Task instructions: Return each line containing "Bikes".

◇ ◇ ◇ ◇ ◇

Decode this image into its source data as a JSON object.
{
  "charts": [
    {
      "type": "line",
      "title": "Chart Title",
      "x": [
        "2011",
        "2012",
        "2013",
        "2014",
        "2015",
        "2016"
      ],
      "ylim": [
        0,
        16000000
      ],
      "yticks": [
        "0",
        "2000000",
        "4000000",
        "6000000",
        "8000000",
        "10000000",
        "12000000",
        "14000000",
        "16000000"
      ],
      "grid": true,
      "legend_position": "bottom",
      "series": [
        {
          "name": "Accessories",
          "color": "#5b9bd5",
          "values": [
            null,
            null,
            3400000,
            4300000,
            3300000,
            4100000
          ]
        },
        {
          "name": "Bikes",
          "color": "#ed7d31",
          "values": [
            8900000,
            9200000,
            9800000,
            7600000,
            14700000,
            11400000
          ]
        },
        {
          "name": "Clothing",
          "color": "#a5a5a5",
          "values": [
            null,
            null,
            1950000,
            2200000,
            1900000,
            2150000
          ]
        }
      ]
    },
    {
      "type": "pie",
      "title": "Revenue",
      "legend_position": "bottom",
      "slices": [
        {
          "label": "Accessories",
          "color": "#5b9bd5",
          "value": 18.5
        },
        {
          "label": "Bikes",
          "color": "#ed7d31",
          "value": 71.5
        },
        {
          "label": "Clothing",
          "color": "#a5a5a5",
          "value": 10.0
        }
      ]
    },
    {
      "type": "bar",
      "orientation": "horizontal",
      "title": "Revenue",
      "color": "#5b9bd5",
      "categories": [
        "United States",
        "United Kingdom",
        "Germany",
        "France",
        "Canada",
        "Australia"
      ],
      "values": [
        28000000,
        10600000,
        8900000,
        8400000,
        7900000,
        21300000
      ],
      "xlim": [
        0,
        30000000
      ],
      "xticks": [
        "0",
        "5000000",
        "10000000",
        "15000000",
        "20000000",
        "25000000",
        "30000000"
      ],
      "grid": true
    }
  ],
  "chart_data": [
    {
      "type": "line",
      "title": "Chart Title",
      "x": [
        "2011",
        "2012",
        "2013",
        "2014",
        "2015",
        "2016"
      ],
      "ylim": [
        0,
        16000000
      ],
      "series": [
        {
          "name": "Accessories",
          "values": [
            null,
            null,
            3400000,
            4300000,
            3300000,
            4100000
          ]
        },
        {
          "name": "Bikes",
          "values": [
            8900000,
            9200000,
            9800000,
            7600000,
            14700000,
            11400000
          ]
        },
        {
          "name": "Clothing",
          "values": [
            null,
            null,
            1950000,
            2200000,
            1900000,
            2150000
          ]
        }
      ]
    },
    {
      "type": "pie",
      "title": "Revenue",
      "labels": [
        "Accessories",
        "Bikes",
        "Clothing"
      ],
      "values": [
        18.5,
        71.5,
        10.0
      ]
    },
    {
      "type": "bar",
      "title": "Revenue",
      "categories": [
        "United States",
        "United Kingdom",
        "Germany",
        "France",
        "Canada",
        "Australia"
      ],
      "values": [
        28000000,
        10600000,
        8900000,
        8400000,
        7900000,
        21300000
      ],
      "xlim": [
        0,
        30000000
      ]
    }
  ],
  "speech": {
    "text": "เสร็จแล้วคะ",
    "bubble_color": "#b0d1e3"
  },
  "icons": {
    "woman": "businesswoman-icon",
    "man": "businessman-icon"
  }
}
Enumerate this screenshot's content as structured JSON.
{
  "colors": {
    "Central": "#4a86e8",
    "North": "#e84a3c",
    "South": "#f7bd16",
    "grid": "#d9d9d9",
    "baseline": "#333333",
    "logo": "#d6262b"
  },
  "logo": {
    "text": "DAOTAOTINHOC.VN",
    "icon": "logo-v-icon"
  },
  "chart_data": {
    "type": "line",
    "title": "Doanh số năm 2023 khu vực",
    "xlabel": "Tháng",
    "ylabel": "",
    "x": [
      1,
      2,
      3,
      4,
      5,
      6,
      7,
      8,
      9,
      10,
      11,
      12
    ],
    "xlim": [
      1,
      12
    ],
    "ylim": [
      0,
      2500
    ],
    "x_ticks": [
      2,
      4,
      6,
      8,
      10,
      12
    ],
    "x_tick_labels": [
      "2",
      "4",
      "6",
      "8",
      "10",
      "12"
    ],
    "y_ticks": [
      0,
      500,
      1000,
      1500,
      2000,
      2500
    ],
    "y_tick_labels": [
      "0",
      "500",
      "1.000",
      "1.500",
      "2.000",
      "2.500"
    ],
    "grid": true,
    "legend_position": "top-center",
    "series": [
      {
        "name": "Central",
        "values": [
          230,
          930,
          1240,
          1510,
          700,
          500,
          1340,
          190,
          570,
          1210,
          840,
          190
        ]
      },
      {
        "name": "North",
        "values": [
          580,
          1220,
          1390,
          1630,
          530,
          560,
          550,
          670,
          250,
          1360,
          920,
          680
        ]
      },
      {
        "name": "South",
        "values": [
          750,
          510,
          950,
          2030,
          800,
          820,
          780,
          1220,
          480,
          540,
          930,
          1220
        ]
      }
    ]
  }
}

◇ ◇ ◇ ◇ ◇

The result:
          "name": "Bikes",
          "label": "Bikes",
          "name": "Bikes",
        "Bikes",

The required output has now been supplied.